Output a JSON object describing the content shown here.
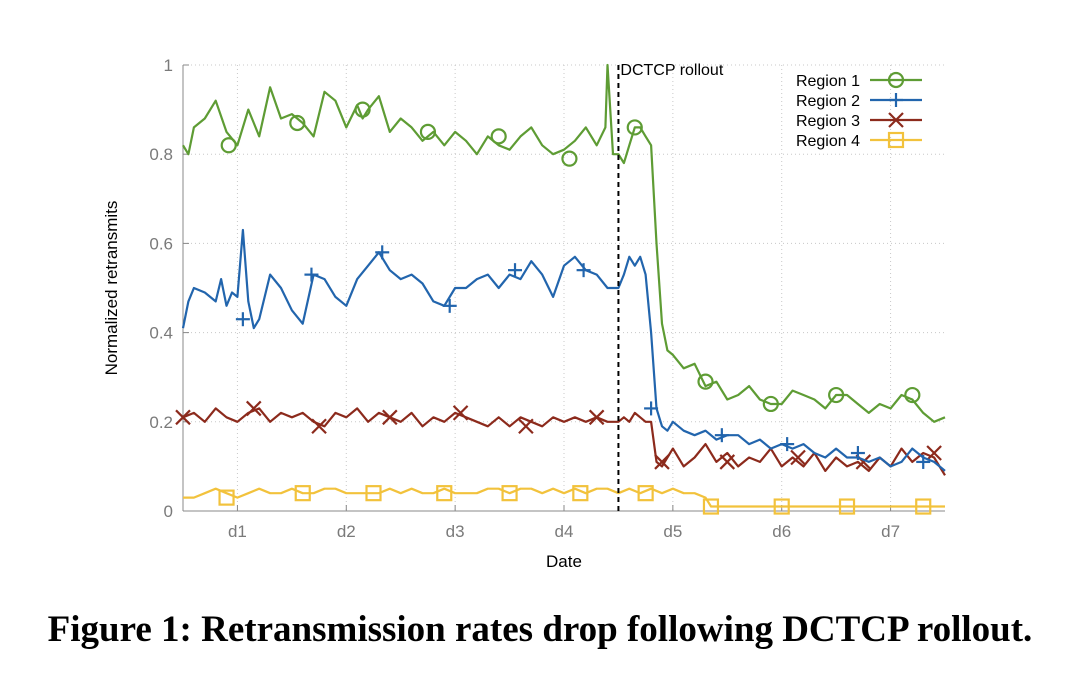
{
  "chart_data": {
    "type": "line",
    "xlabel": "Date",
    "ylabel": "Normalized retransmits",
    "xlim": [
      0.5,
      7.5
    ],
    "ylim": [
      0,
      1
    ],
    "x_ticks": [
      1,
      2,
      3,
      4,
      5,
      6,
      7
    ],
    "x_tick_labels": [
      "d1",
      "d2",
      "d3",
      "d4",
      "d5",
      "d6",
      "d7"
    ],
    "y_ticks": [
      0,
      0.2,
      0.4,
      0.6,
      0.8,
      1
    ],
    "y_tick_labels": [
      "0",
      "0.2",
      "0.4",
      "0.6",
      "0.8",
      "1"
    ],
    "grid": true,
    "legend_position": "top-right",
    "annotation": {
      "label": "DCTCP rollout",
      "x": 4.5
    },
    "series": [
      {
        "name": "Region 1",
        "color": "#5e9c34",
        "marker": "circle",
        "x": [
          0.5,
          0.55,
          0.6,
          0.7,
          0.8,
          0.9,
          1.0,
          1.1,
          1.15,
          1.2,
          1.3,
          1.4,
          1.5,
          1.6,
          1.7,
          1.8,
          1.9,
          2.0,
          2.1,
          2.15,
          2.2,
          2.3,
          2.4,
          2.5,
          2.6,
          2.7,
          2.8,
          2.9,
          3.0,
          3.1,
          3.2,
          3.3,
          3.4,
          3.5,
          3.6,
          3.7,
          3.8,
          3.9,
          4.0,
          4.1,
          4.2,
          4.3,
          4.38,
          4.4,
          4.45,
          4.5,
          4.55,
          4.6,
          4.65,
          4.7,
          4.75,
          4.8,
          4.85,
          4.9,
          4.95,
          5.0,
          5.1,
          5.2,
          5.3,
          5.4,
          5.5,
          5.6,
          5.7,
          5.8,
          5.9,
          6.0,
          6.1,
          6.2,
          6.3,
          6.4,
          6.5,
          6.6,
          6.7,
          6.8,
          6.9,
          7.0,
          7.1,
          7.2,
          7.3,
          7.4,
          7.5
        ],
        "values": [
          0.82,
          0.8,
          0.86,
          0.88,
          0.92,
          0.85,
          0.82,
          0.9,
          0.87,
          0.84,
          0.95,
          0.88,
          0.89,
          0.87,
          0.84,
          0.94,
          0.92,
          0.86,
          0.91,
          0.88,
          0.9,
          0.93,
          0.85,
          0.88,
          0.86,
          0.83,
          0.85,
          0.82,
          0.85,
          0.83,
          0.8,
          0.84,
          0.82,
          0.81,
          0.84,
          0.86,
          0.82,
          0.8,
          0.81,
          0.83,
          0.86,
          0.82,
          0.86,
          1.0,
          0.8,
          0.8,
          0.78,
          0.82,
          0.86,
          0.86,
          0.84,
          0.82,
          0.6,
          0.42,
          0.36,
          0.35,
          0.32,
          0.33,
          0.28,
          0.29,
          0.25,
          0.26,
          0.28,
          0.25,
          0.24,
          0.24,
          0.27,
          0.26,
          0.25,
          0.23,
          0.26,
          0.26,
          0.24,
          0.22,
          0.24,
          0.23,
          0.26,
          0.25,
          0.22,
          0.2,
          0.21
        ]
      },
      {
        "name": "Region 2",
        "color": "#2265ad",
        "marker": "plus",
        "x": [
          0.5,
          0.55,
          0.6,
          0.7,
          0.8,
          0.85,
          0.9,
          0.95,
          1.0,
          1.05,
          1.1,
          1.15,
          1.2,
          1.3,
          1.4,
          1.5,
          1.6,
          1.7,
          1.8,
          1.9,
          2.0,
          2.1,
          2.2,
          2.3,
          2.4,
          2.5,
          2.6,
          2.7,
          2.8,
          2.9,
          3.0,
          3.1,
          3.2,
          3.3,
          3.4,
          3.5,
          3.6,
          3.7,
          3.8,
          3.9,
          4.0,
          4.1,
          4.2,
          4.3,
          4.4,
          4.5,
          4.55,
          4.6,
          4.65,
          4.7,
          4.75,
          4.8,
          4.85,
          4.9,
          4.95,
          5.0,
          5.1,
          5.2,
          5.3,
          5.4,
          5.5,
          5.6,
          5.7,
          5.8,
          5.9,
          6.0,
          6.1,
          6.2,
          6.3,
          6.4,
          6.5,
          6.6,
          6.7,
          6.8,
          6.9,
          7.0,
          7.1,
          7.2,
          7.3,
          7.4,
          7.5
        ],
        "values": [
          0.41,
          0.47,
          0.5,
          0.49,
          0.47,
          0.52,
          0.46,
          0.49,
          0.48,
          0.63,
          0.47,
          0.41,
          0.43,
          0.53,
          0.5,
          0.45,
          0.42,
          0.53,
          0.52,
          0.48,
          0.46,
          0.52,
          0.55,
          0.58,
          0.54,
          0.52,
          0.53,
          0.51,
          0.47,
          0.46,
          0.5,
          0.5,
          0.52,
          0.53,
          0.5,
          0.53,
          0.52,
          0.56,
          0.53,
          0.48,
          0.55,
          0.57,
          0.54,
          0.53,
          0.5,
          0.5,
          0.53,
          0.57,
          0.55,
          0.57,
          0.53,
          0.4,
          0.23,
          0.19,
          0.18,
          0.2,
          0.18,
          0.17,
          0.18,
          0.16,
          0.17,
          0.17,
          0.15,
          0.16,
          0.14,
          0.15,
          0.14,
          0.15,
          0.13,
          0.12,
          0.14,
          0.12,
          0.12,
          0.11,
          0.12,
          0.1,
          0.11,
          0.14,
          0.12,
          0.11,
          0.09
        ]
      },
      {
        "name": "Region 3",
        "color": "#8c2a1c",
        "marker": "x",
        "x": [
          0.5,
          0.6,
          0.7,
          0.8,
          0.9,
          1.0,
          1.1,
          1.2,
          1.3,
          1.4,
          1.5,
          1.6,
          1.7,
          1.8,
          1.9,
          2.0,
          2.1,
          2.2,
          2.3,
          2.4,
          2.5,
          2.6,
          2.7,
          2.8,
          2.9,
          3.0,
          3.1,
          3.2,
          3.3,
          3.4,
          3.5,
          3.6,
          3.7,
          3.8,
          3.9,
          4.0,
          4.1,
          4.2,
          4.3,
          4.4,
          4.5,
          4.55,
          4.6,
          4.65,
          4.7,
          4.75,
          4.8,
          4.85,
          4.9,
          4.95,
          5.0,
          5.1,
          5.2,
          5.3,
          5.4,
          5.5,
          5.6,
          5.7,
          5.8,
          5.9,
          6.0,
          6.1,
          6.2,
          6.3,
          6.4,
          6.5,
          6.6,
          6.7,
          6.8,
          6.9,
          7.0,
          7.1,
          7.2,
          7.3,
          7.4,
          7.5
        ],
        "values": [
          0.21,
          0.22,
          0.2,
          0.23,
          0.21,
          0.2,
          0.22,
          0.23,
          0.2,
          0.22,
          0.21,
          0.22,
          0.2,
          0.19,
          0.22,
          0.21,
          0.23,
          0.2,
          0.22,
          0.21,
          0.2,
          0.22,
          0.19,
          0.21,
          0.2,
          0.22,
          0.21,
          0.2,
          0.19,
          0.21,
          0.19,
          0.21,
          0.2,
          0.19,
          0.21,
          0.2,
          0.21,
          0.2,
          0.21,
          0.2,
          0.2,
          0.21,
          0.2,
          0.22,
          0.21,
          0.2,
          0.2,
          0.11,
          0.1,
          0.12,
          0.14,
          0.1,
          0.12,
          0.15,
          0.11,
          0.13,
          0.1,
          0.12,
          0.11,
          0.14,
          0.1,
          0.12,
          0.1,
          0.13,
          0.09,
          0.12,
          0.1,
          0.11,
          0.09,
          0.12,
          0.1,
          0.14,
          0.11,
          0.13,
          0.12,
          0.08
        ]
      },
      {
        "name": "Region 4",
        "color": "#f2c23c",
        "marker": "square",
        "x": [
          0.5,
          0.6,
          0.7,
          0.8,
          0.9,
          1.0,
          1.1,
          1.2,
          1.3,
          1.4,
          1.5,
          1.6,
          1.7,
          1.8,
          1.9,
          2.0,
          2.1,
          2.2,
          2.3,
          2.4,
          2.5,
          2.6,
          2.7,
          2.8,
          2.9,
          3.0,
          3.1,
          3.2,
          3.3,
          3.4,
          3.5,
          3.6,
          3.7,
          3.8,
          3.9,
          4.0,
          4.1,
          4.2,
          4.3,
          4.4,
          4.5,
          4.6,
          4.7,
          4.8,
          4.9,
          5.0,
          5.1,
          5.2,
          5.3,
          5.35,
          5.4,
          5.5,
          5.6,
          5.7,
          5.8,
          5.9,
          6.0,
          6.1,
          6.2,
          6.3,
          6.4,
          6.5,
          6.6,
          6.7,
          6.8,
          6.9,
          7.0,
          7.1,
          7.2,
          7.3,
          7.4,
          7.5
        ],
        "values": [
          0.03,
          0.03,
          0.04,
          0.05,
          0.04,
          0.03,
          0.04,
          0.05,
          0.04,
          0.04,
          0.05,
          0.04,
          0.04,
          0.05,
          0.05,
          0.04,
          0.04,
          0.04,
          0.04,
          0.05,
          0.04,
          0.05,
          0.04,
          0.04,
          0.05,
          0.04,
          0.04,
          0.04,
          0.05,
          0.05,
          0.04,
          0.05,
          0.05,
          0.04,
          0.05,
          0.04,
          0.05,
          0.04,
          0.05,
          0.05,
          0.04,
          0.05,
          0.04,
          0.05,
          0.04,
          0.05,
          0.04,
          0.04,
          0.03,
          0.01,
          0.01,
          0.01,
          0.01,
          0.01,
          0.01,
          0.01,
          0.01,
          0.01,
          0.01,
          0.01,
          0.01,
          0.01,
          0.01,
          0.01,
          0.01,
          0.01,
          0.01,
          0.01,
          0.01,
          0.01,
          0.01,
          0.01
        ],
        "marker_x": [
          0.9,
          1.6,
          2.25,
          2.9,
          3.5,
          4.15,
          4.75,
          5.35,
          6.0,
          6.6,
          7.3
        ],
        "marker_values": [
          0.03,
          0.04,
          0.04,
          0.04,
          0.04,
          0.04,
          0.04,
          0.01,
          0.01,
          0.01,
          0.01
        ]
      }
    ],
    "series_markers": {
      "Region 1": {
        "x": [
          0.92,
          1.55,
          2.15,
          2.75,
          3.4,
          4.05,
          4.65,
          5.3,
          5.9,
          6.5,
          7.2
        ],
        "values": [
          0.82,
          0.87,
          0.9,
          0.85,
          0.84,
          0.79,
          0.86,
          0.29,
          0.24,
          0.26,
          0.26
        ]
      },
      "Region 2": {
        "x": [
          1.05,
          1.68,
          2.33,
          2.95,
          3.55,
          4.18,
          4.8,
          5.45,
          6.05,
          6.7,
          7.3
        ],
        "values": [
          0.43,
          0.53,
          0.58,
          0.46,
          0.54,
          0.54,
          0.23,
          0.17,
          0.15,
          0.13,
          0.11
        ]
      },
      "Region 3": {
        "x": [
          0.5,
          1.15,
          1.75,
          2.4,
          3.05,
          3.65,
          4.3,
          4.9,
          5.5,
          6.15,
          6.75,
          7.4
        ],
        "values": [
          0.21,
          0.23,
          0.19,
          0.21,
          0.22,
          0.19,
          0.21,
          0.11,
          0.11,
          0.12,
          0.11,
          0.13
        ]
      }
    }
  },
  "caption": {
    "prefix": "Figure 1:",
    "text": " Retransmission rates drop following DCTCP rollout."
  }
}
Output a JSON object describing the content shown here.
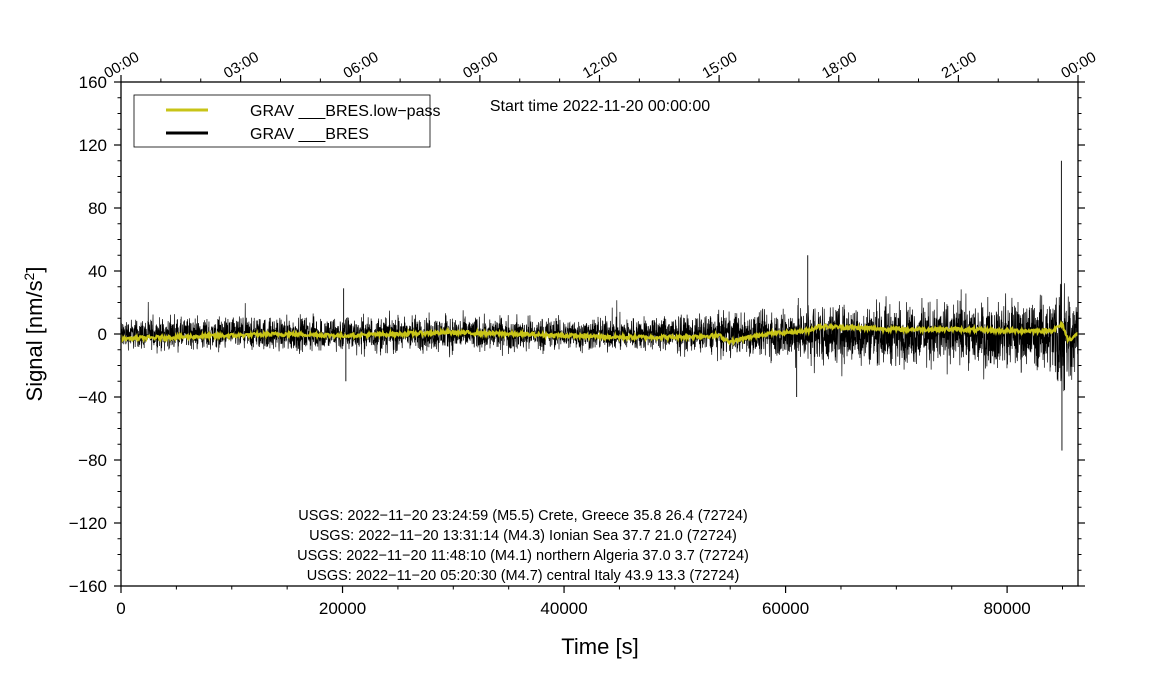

◆ ◆ ◆ ◆ ◆

§ **YOUR INSTRUCTIONS**: Locate all lines in the listing above with the word "DCTCP". Copy them.

§ **EXERCISE RESULT**:
      "label": "DCTCP rollout",
    "text": " Retransmission rates drop following DCTCP rollout."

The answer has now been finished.